- What you are asked to do -
Work through the following lines and count those that hold the word "Juni". Reply with that number only.

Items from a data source
----------

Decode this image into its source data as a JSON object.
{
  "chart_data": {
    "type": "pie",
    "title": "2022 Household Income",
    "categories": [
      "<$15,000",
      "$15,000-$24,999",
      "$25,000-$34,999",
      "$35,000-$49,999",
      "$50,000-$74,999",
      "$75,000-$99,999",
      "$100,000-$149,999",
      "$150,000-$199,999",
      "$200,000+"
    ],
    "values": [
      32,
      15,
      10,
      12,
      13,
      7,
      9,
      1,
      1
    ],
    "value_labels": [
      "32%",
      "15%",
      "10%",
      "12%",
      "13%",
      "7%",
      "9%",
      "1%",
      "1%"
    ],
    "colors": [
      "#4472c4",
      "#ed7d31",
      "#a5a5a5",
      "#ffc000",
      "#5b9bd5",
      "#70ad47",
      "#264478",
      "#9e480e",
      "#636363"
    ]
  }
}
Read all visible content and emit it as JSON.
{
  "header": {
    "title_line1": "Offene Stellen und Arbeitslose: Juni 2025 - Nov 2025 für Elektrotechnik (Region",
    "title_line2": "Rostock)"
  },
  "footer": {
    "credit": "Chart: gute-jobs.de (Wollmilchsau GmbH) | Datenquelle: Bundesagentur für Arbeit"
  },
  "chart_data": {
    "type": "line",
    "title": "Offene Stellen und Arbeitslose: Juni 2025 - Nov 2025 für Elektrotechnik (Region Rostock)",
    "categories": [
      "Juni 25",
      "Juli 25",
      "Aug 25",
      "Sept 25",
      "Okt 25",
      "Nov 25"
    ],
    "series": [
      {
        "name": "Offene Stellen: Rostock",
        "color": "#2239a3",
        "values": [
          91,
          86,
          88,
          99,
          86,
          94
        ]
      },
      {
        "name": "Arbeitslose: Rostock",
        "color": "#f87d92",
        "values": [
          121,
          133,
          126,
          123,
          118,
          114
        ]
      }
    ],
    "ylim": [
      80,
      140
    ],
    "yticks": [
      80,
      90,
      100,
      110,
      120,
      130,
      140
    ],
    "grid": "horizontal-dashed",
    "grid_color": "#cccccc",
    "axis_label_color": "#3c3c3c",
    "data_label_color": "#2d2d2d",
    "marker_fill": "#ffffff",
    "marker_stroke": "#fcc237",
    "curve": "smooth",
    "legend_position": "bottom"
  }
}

----------

- Written answer -
3